** START OF Records **

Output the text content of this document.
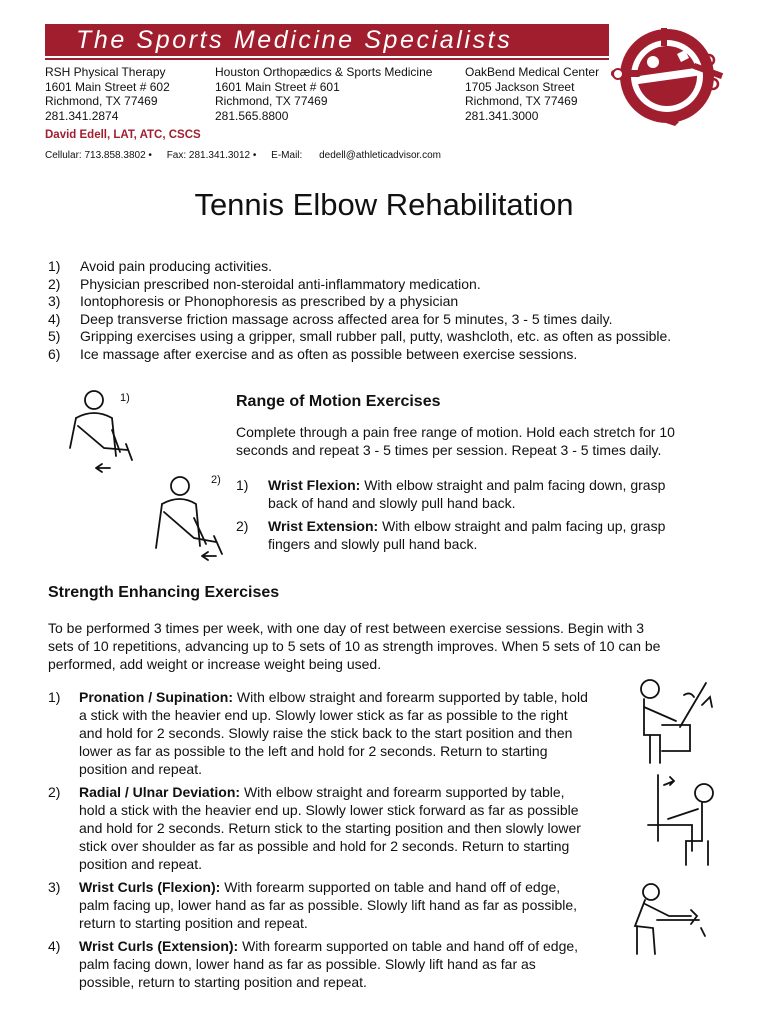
The Sports Medicine Specialists
RSH Physical Therapy
1601 Main Street # 602
Richmond, TX 77469
281.341.2874
Houston Orthopædics & Sports Medicine
1601 Main Street # 601
Richmond, TX 77469
281.565.8800
OakBend Medical Center
1705 Jackson Street
Richmond, TX 77469
281.341.3000
David Edell, LAT, ATC, CSCS
Cellular: 713.858.3802 • Fax: 281.341.3012 • E-Mail: dedell@athleticadvisor.com
Tennis Elbow Rehabilitation
1)	Avoid pain producing activities.
2)	Physician prescribed non-steroidal anti-inflammatory medication.
3)	Iontophoresis or Phonophoresis as prescribed by a physician
4)	Deep transverse friction massage across affected area for 5 minutes, 3 - 5 times daily.
5)	Gripping exercises using a gripper, small rubber pall, putty, washcloth, etc. as often as possible.
6)	Ice massage after exercise and as often as possible between exercise sessions.
1)
2)
Range of Motion Exercises
Complete through a pain free range of motion. Hold each stretch for 10
seconds and repeat 3 - 5 times per session. Repeat 3 - 5 times daily.
1) Wrist Flexion: With elbow straight and palm facing down, grasp
back of hand and slowly pull hand back.
2) Wrist Extension: With elbow straight and palm facing up, grasp
fingers and slowly pull hand back.
Strength Enhancing Exercises
To be performed 3 times per week, with one day of rest between exercise sessions. Begin with 3
sets of 10 repetitions, advancing up to 5 sets of 10 as strength improves. When 5 sets of 10 can be
performed, add weight or increase weight being used.
1) Pronation / Supination: With elbow straight and forearm supported by table, hold
a stick with the heavier end up. Slowly lower stick as far as possible to the right
and hold for 2 seconds. Slowly raise the stick back to the start position and then
lower as far as possible to the left and hold for 2 seconds. Return to starting
position and repeat.
2) Radial / Ulnar Deviation: With elbow straight and forearm supported by table,
hold a stick with the heavier end up. Slowly lower stick forward as far as possible
and hold for 2 seconds. Return stick to the starting position and then slowly lower
stick over shoulder as far as possible and hold for 2 seconds. Return to starting
position and repeat.
3) Wrist Curls (Flexion): With forearm supported on table and hand off of edge,
palm facing up, lower hand as far as possible. Slowly lift hand as far as possible,
return to starting position and repeat.
4) Wrist Curls (Extension): With forearm supported on table and hand off of edge,
palm facing down, lower hand as far as possible. Slowly lift hand as far as
possible, return to starting position and repeat.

** END OF Records **

Report only how many lines in the records contain the word "lower".

- _Response to this exercise_
6